→ **SET TASK**:
Each line that holds the word "Countries" counts once; give the total for the records below and nothing else.

|---|

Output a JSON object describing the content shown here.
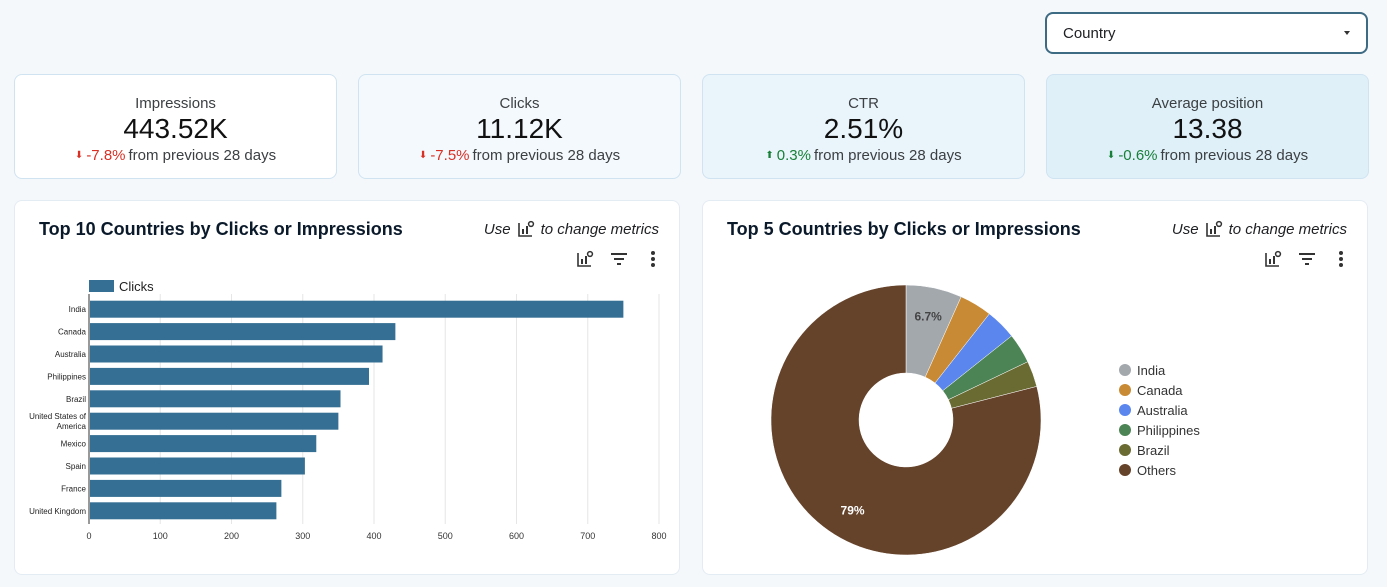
{
  "filter": {
    "label": "Country"
  },
  "kpis": [
    {
      "label": "Impressions",
      "value": "443.52K",
      "delta": "-7.8%",
      "direction": "down",
      "tone": "negative",
      "suffix": "from previous 28 days",
      "bg": "#ffffff"
    },
    {
      "label": "Clicks",
      "value": "11.12K",
      "delta": "-7.5%",
      "direction": "down",
      "tone": "negative",
      "suffix": "from previous 28 days",
      "bg": "#f4f9fd"
    },
    {
      "label": "CTR",
      "value": "2.51%",
      "delta": "0.3%",
      "direction": "up",
      "tone": "positive",
      "suffix": "from previous 28 days",
      "bg": "#e9f4fb"
    },
    {
      "label": "Average position",
      "value": "13.38",
      "delta": "-0.6%",
      "direction": "down",
      "tone": "positive",
      "suffix": "from previous 28 days",
      "bg": "#dff0f9"
    }
  ],
  "cards": {
    "bar": {
      "title": "Top 10 Countries by Clicks or Impressions",
      "hint_prefix": "Use",
      "hint_suffix": "to change metrics"
    },
    "pie": {
      "title": "Top 5 Countries by Clicks or Impressions",
      "hint_prefix": "Use",
      "hint_suffix": "to change metrics"
    }
  },
  "colors": {
    "bar": "#356f93",
    "negative": "#d93025",
    "positive": "#188038",
    "accent": "#3e6b84"
  },
  "icons": {
    "chart_settings": "chart-settings-icon",
    "filter": "filter-icon",
    "more": "more-vert-icon"
  },
  "chart_data": [
    {
      "type": "bar",
      "orientation": "horizontal",
      "series": [
        {
          "name": "Clicks",
          "color": "#356f93",
          "values": [
            750,
            430,
            412,
            393,
            353,
            350,
            319,
            303,
            270,
            263
          ]
        }
      ],
      "categories": [
        "India",
        "Canada",
        "Australia",
        "Philippines",
        "Brazil",
        "United States of America",
        "Mexico",
        "Spain",
        "France",
        "United Kingdom"
      ],
      "xlim": [
        0,
        800
      ],
      "xticks": [
        0,
        100,
        200,
        300,
        400,
        500,
        600,
        700,
        800
      ],
      "grid": true,
      "legend": "top-left"
    },
    {
      "type": "pie",
      "donut": true,
      "slices": [
        {
          "label": "India",
          "value": 6.7,
          "color": "#a3a8ad"
        },
        {
          "label": "Canada",
          "value": 3.9,
          "color": "#c88a34"
        },
        {
          "label": "Australia",
          "value": 3.7,
          "color": "#5a86ee"
        },
        {
          "label": "Philippines",
          "value": 3.6,
          "color": "#4d8455"
        },
        {
          "label": "Brazil",
          "value": 3.1,
          "color": "#6a6a33"
        },
        {
          "label": "Others",
          "value": 79,
          "color": "#65422a"
        }
      ],
      "data_labels": [
        "6.7%",
        "79%"
      ],
      "legend": "right"
    }
  ]
}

|---|

→ **THE SOLUTION**:
2